TO BE DONE: Exact copies are required of the lines from the line containing "Serialize everything readable" through the final line of the listing, both included, and of no other lines.

(Data entries for graphics)
+++
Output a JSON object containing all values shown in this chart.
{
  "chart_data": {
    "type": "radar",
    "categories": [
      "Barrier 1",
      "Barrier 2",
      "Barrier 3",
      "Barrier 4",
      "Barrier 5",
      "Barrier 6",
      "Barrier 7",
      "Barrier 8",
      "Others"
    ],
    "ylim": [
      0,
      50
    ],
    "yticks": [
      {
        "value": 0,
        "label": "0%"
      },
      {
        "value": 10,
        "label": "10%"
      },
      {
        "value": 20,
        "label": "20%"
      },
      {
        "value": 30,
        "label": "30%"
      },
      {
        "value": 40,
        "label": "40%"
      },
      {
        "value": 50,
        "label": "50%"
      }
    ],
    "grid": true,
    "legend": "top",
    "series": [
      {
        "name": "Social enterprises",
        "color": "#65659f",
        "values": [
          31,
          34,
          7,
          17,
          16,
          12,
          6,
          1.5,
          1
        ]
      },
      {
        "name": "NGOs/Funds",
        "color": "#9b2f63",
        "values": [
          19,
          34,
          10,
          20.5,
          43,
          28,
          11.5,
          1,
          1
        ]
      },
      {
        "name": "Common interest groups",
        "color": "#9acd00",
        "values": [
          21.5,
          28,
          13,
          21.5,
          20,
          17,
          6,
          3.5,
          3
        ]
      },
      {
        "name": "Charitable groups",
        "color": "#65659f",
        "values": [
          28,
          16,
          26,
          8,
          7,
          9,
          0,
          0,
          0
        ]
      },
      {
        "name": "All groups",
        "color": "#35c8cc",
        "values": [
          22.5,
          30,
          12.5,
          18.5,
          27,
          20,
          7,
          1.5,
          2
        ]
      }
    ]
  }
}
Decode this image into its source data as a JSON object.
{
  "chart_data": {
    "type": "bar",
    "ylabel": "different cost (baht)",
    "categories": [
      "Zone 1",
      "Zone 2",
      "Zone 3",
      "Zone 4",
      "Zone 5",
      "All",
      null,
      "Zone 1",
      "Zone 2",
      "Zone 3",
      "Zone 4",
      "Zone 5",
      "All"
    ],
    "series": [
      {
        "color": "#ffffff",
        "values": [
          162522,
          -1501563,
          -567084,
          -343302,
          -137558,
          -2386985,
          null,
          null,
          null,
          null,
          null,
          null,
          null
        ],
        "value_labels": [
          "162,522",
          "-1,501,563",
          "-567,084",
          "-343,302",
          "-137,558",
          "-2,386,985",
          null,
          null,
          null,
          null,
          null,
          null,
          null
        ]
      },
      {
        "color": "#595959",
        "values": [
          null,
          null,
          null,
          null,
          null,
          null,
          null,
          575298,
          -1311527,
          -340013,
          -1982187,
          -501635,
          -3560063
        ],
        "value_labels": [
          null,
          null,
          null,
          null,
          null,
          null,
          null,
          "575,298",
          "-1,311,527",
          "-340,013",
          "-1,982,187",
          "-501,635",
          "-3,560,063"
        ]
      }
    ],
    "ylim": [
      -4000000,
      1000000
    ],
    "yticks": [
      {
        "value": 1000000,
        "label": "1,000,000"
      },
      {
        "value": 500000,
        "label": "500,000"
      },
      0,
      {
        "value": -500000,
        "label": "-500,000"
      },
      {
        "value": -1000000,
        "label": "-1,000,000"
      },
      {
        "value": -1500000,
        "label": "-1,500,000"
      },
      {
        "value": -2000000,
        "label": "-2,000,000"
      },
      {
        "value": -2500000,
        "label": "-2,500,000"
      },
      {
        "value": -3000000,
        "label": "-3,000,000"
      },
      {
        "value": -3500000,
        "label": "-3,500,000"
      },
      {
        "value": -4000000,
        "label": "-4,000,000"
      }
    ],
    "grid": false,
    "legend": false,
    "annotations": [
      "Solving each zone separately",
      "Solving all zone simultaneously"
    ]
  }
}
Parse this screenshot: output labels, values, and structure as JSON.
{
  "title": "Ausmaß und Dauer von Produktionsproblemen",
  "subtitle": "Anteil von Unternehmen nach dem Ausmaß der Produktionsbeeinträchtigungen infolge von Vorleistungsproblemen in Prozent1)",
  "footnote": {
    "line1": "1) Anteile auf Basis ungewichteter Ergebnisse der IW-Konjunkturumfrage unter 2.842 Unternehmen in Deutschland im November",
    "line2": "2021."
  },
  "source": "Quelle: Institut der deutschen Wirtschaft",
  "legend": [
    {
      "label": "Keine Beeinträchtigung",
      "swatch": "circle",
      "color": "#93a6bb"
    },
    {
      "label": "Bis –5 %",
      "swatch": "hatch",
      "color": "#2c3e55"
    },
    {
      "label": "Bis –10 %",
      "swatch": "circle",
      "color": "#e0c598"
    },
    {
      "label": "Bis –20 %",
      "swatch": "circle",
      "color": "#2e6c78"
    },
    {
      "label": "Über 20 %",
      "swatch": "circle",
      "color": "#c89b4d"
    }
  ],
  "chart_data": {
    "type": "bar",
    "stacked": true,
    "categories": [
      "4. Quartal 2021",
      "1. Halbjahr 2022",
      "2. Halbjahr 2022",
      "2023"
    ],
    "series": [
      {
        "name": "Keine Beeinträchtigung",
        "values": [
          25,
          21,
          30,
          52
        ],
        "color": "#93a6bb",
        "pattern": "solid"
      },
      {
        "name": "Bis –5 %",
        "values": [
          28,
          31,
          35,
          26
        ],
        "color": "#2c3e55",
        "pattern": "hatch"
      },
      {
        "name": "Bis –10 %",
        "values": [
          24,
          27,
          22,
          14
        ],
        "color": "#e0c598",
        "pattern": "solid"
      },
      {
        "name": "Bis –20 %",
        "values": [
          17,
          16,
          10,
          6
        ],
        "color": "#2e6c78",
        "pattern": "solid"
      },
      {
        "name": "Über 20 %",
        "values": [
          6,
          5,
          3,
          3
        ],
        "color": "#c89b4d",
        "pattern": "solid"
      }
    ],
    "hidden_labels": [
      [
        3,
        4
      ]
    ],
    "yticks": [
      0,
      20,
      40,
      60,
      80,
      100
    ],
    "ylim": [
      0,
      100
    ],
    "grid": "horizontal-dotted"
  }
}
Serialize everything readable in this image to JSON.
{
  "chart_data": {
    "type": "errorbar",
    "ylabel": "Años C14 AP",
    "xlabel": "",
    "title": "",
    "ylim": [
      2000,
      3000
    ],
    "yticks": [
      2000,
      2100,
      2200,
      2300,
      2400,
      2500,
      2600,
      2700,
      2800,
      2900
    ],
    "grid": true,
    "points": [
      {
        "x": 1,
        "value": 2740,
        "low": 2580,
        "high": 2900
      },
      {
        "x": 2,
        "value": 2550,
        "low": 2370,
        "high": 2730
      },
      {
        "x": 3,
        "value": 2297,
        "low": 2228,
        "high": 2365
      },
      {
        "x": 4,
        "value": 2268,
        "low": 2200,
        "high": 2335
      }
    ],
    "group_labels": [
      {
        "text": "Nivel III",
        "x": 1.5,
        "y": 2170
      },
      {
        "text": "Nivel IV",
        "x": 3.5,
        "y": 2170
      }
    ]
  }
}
+++
TASK ANSWER:
Serialize everything readable in this image to JSON.
{
  "chart_data": {
    "type": "errorbar",
    "ylabel": "Años C14 AP",
    "xlabel": "",
    "title": "",
    "ylim": [
      2000,
      3000
    ],
    "yticks": [
      2000,
      2100,
      2200,
      2300,
      2400,
      2500,
      2600,
      2700,
      2800,
      2900
    ],
    "grid": true,
    "points": [
      {
        "x": 1,
        "value": 2740,
        "low": 2580,
        "high": 2900
      },
      {
        "x": 2,
        "value": 2550,
        "low": 2370,
        "high": 2730
      },
      {
        "x": 3,
        "value": 2297,
        "low": 2228,
        "high": 2365
      },
      {
        "x": 4,
        "value": 2268,
        "low": 2200,
        "high": 2335
      }
    ],
    "group_labels": [
      {
        "text": "Nivel III",
        "x": 1.5,
        "y": 2170
      },
      {
        "text": "Nivel IV",
        "x": 3.5,
        "y": 2170
      }
    ]
  }
}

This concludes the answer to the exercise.